(Excerpt from a dataset)
┌────────
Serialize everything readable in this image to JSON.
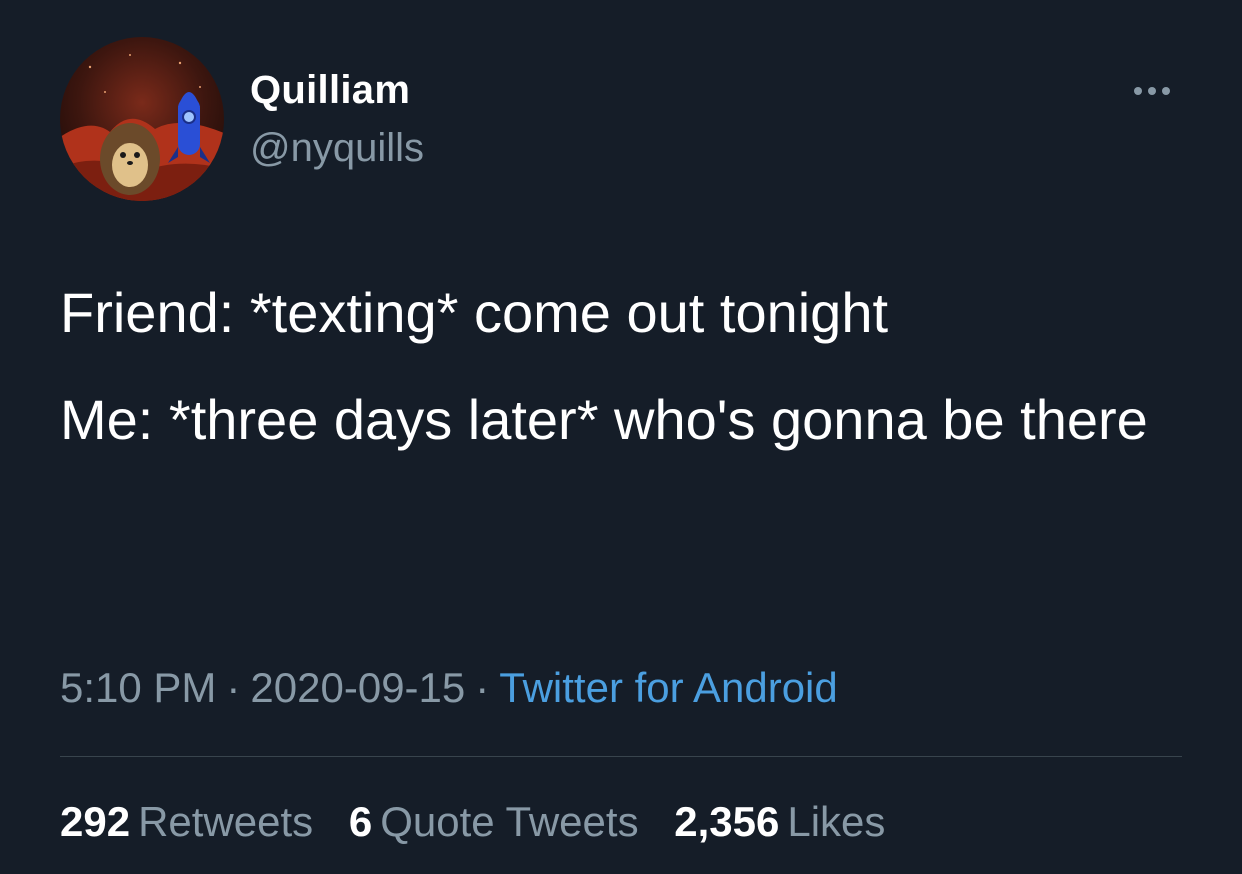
{
  "author": {
    "display_name": "Quilliam",
    "handle": "@nyquills"
  },
  "tweet": {
    "line1": "Friend: *texting* come out tonight",
    "line2": "Me: *three days later* who's gonna be there"
  },
  "meta": {
    "time": "5:10 PM",
    "separator": "·",
    "date": "2020-09-15",
    "source": "Twitter for Android"
  },
  "stats": {
    "retweets_count": "292",
    "retweets_label": "Retweets",
    "quotes_count": "6",
    "quotes_label": "Quote Tweets",
    "likes_count": "2,356",
    "likes_label": "Likes"
  },
  "icons": {
    "more": "more-horizontal-icon",
    "avatar": "hedgehog-rocket-avatar"
  },
  "colors": {
    "background": "#151d28",
    "primary_text": "#ffffff",
    "secondary_text": "#8899a6",
    "link": "#4b9fe0",
    "divider": "#38444d"
  }
}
└────────
### EXERCISE DESCRIPTION
Output an exact copy of the material, with the pictures removed.

### RESPONSE TO THE TASK
Serialize everything readable in this image to JSON.
{
  "author": {
    "display_name": "Quilliam",
    "handle": "@nyquills"
  },
  "tweet": {
    "line1": "Friend: *texting* come out tonight",
    "line2": "Me: *three days later* who's gonna be there"
  },
  "meta": {
    "time": "5:10 PM",
    "separator": "·",
    "date": "2020-09-15",
    "source": "Twitter for Android"
  },
  "stats": {
    "retweets_count": "292",
    "retweets_label": "Retweets",
    "quotes_count": "6",
    "quotes_label": "Quote Tweets",
    "likes_count": "2,356",
    "likes_label": "Likes"
  },
  "icons": {
    "more": "more-horizontal-icon",
    "avatar": "hedgehog-rocket-avatar"
  },
  "colors": {
    "background": "#151d28",
    "primary_text": "#ffffff",
    "secondary_text": "#8899a6",
    "link": "#4b9fe0",
    "divider": "#38444d"
  }
}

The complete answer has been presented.